Work to do:
Where a line below holds the string "wife", copy that line.
━━━━━━
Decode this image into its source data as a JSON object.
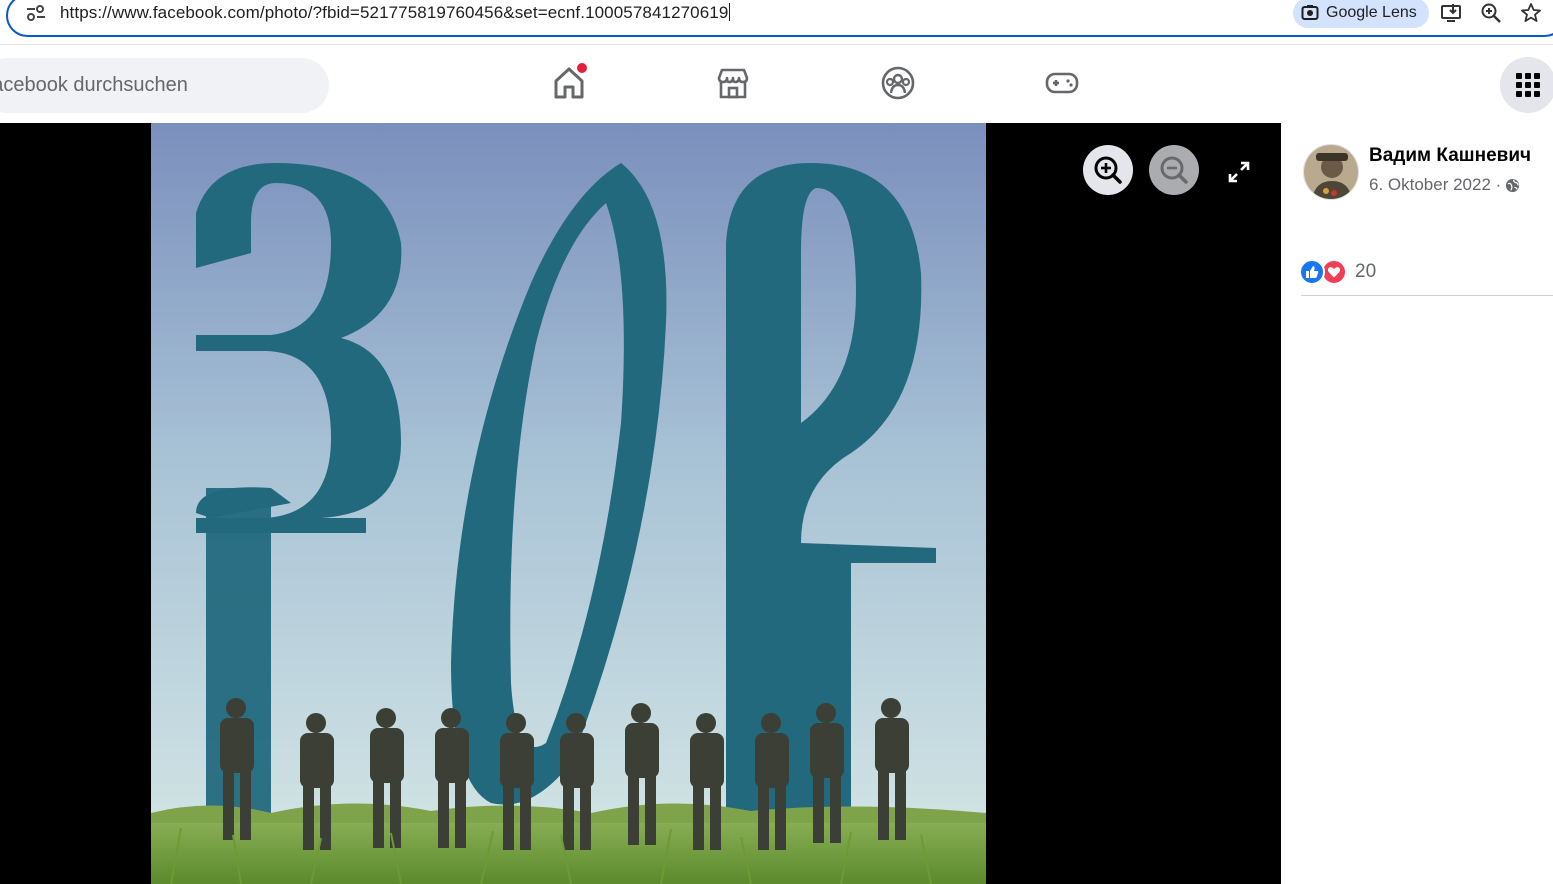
{
  "browser": {
    "url": "https://www.facebook.com/photo/?fbid=521775819760456&set=ecnf.100057841270619",
    "lens_label": "Google Lens",
    "icons": [
      "site-info-icon",
      "install-app-icon",
      "zoom-icon",
      "bookmark-star-icon"
    ]
  },
  "fb_nav": {
    "search_placeholder": "Facebook durchsuchen",
    "tabs": [
      {
        "name": "home",
        "icon": "home-icon",
        "has_notification": true
      },
      {
        "name": "marketplace",
        "icon": "marketplace-icon"
      },
      {
        "name": "groups",
        "icon": "groups-icon"
      },
      {
        "name": "gaming",
        "icon": "gaming-icon"
      }
    ],
    "menu_icon": "menu-grid-icon"
  },
  "viewer": {
    "controls": [
      "zoom-in-icon",
      "zoom-out-icon",
      "fullscreen-icon"
    ],
    "photo": {
      "overlay_text": "ЗОВ",
      "colors": {
        "sky_top": "#7d93bd",
        "sky_bottom": "#cfe3e6",
        "letters": "#21687d",
        "grass": "#6f9a3a"
      }
    }
  },
  "post": {
    "author": "Вадим Кашневич",
    "date": "6. Oktober 2022 ·",
    "privacy_icon": "globe-icon",
    "reaction_icons": [
      "like-icon",
      "love-icon"
    ],
    "reaction_count": "20"
  },
  "colors": {
    "brand": "#1877f2",
    "accent_outline": "#0b57d0",
    "notification": "#e41e3f"
  }
}
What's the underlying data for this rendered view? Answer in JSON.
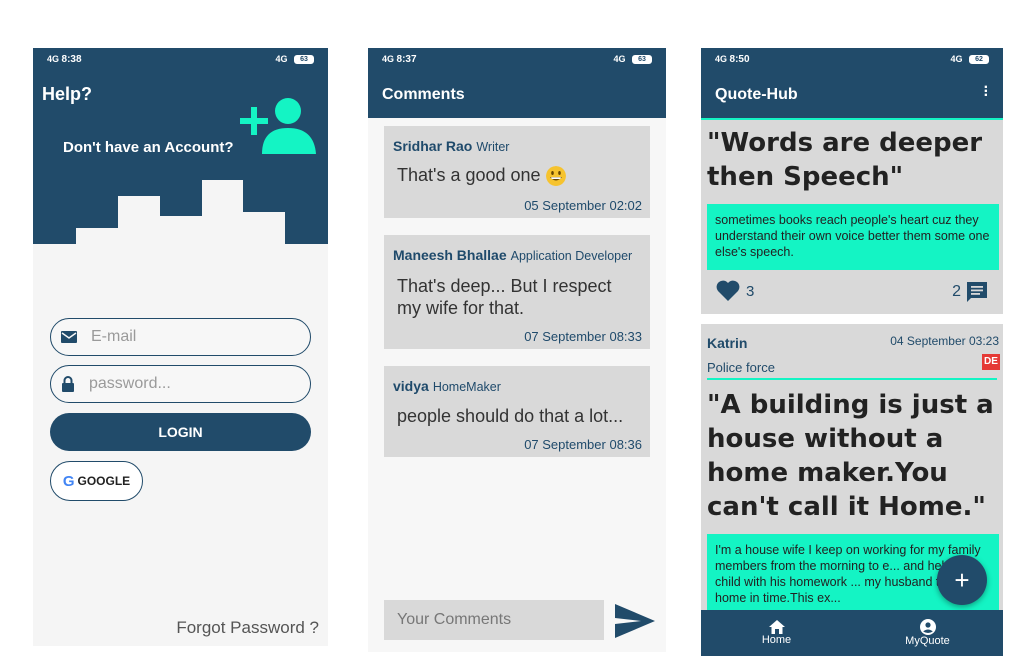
{
  "login_screen": {
    "status": {
      "time": "8:38",
      "signal": "4G",
      "battery": "63"
    },
    "help_label": "Help?",
    "no_account_label": "Don't have an Account?",
    "email_placeholder": "E-mail",
    "password_placeholder": "password...",
    "login_label": "LOGIN",
    "google_label": "GOOGLE",
    "google_g": "G",
    "forgot_label": "Forgot Password ?"
  },
  "comments_screen": {
    "status": {
      "time": "8:37",
      "signal": "4G",
      "battery": "63"
    },
    "title": "Comments",
    "comments": [
      {
        "author": "Sridhar Rao",
        "role": "Writer",
        "text": "That's a good one",
        "date": "05 September 02:02"
      },
      {
        "author": "Maneesh Bhallae",
        "role": "Application Developer",
        "text": "That's deep... But I respect my wife for that.",
        "date": "07 September 08:33"
      },
      {
        "author": "vidya",
        "role": "HomeMaker",
        "text": "people should do that a lot...",
        "date": "07 September 08:36"
      }
    ],
    "compose_placeholder": "Your Comments"
  },
  "feed_screen": {
    "status": {
      "time": "8:50",
      "signal": "4G",
      "battery": "62"
    },
    "title": "Quote-Hub",
    "posts": [
      {
        "quote": "\"Words are deeper then Speech\"",
        "description": "sometimes books reach people's heart cuz they understand their own voice better them some one else's speech.",
        "likes": "3",
        "comments": "2"
      },
      {
        "author": "Katrin",
        "date": "04 September 03:23",
        "role": "Police force",
        "lang_badge": "DE",
        "quote": "\"A building is just a house without a home maker.You can't call it Home.\"",
        "description": "I'm a house wife I keep on working for my family members from the morning to e... and help my child with his homework ... my husband to return home in time.This ex..."
      }
    ],
    "nav": [
      {
        "label": "Home"
      },
      {
        "label": "MyQuote"
      }
    ],
    "fab_label": "+"
  },
  "colors": {
    "primary": "#214b6a",
    "accent": "#14f4c4",
    "card": "#d9d9d9"
  }
}
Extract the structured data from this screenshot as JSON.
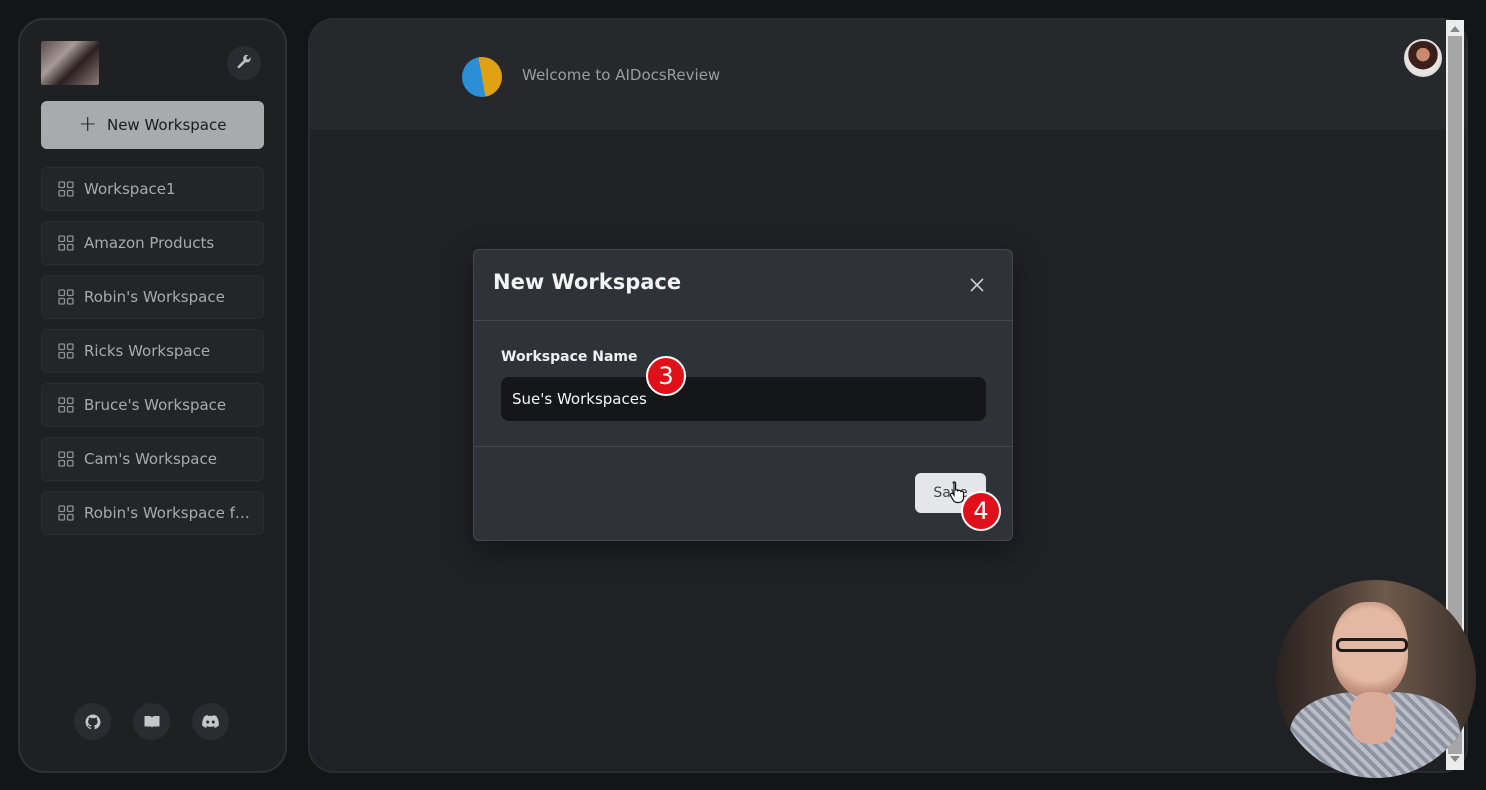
{
  "sidebar": {
    "new_workspace_label": "New Workspace",
    "workspaces": [
      {
        "label": "Workspace1"
      },
      {
        "label": "Amazon Products"
      },
      {
        "label": "Robin's Workspace"
      },
      {
        "label": "Ricks Workspace"
      },
      {
        "label": "Bruce's Workspace"
      },
      {
        "label": "Cam's Workspace"
      },
      {
        "label": "Robin's Workspace fo..."
      }
    ],
    "footer_icons": [
      "github-icon",
      "book-icon",
      "discord-icon"
    ]
  },
  "header": {
    "welcome_text": "Welcome to AIDocsReview"
  },
  "modal": {
    "title": "New Workspace",
    "field_label": "Workspace Name",
    "input_value": "Sue's Workspaces",
    "save_label": "Save"
  },
  "annotations": {
    "step_3": "3",
    "step_4": "4"
  },
  "colors": {
    "background": "#141517",
    "sidebar_bg": "#1e2022",
    "modal_bg": "#2f3236",
    "input_bg": "#151618",
    "badge_red": "#e0101a",
    "primary_button": "#a9aaad"
  }
}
━━━━━━
Complete response:
        "text": "That's deep... But I respect my wife for that.",
        "description": "I'm a house wife I keep on working for my family members from the morning to e... and help my child with his homework ... my husband to return home in time.This ex..."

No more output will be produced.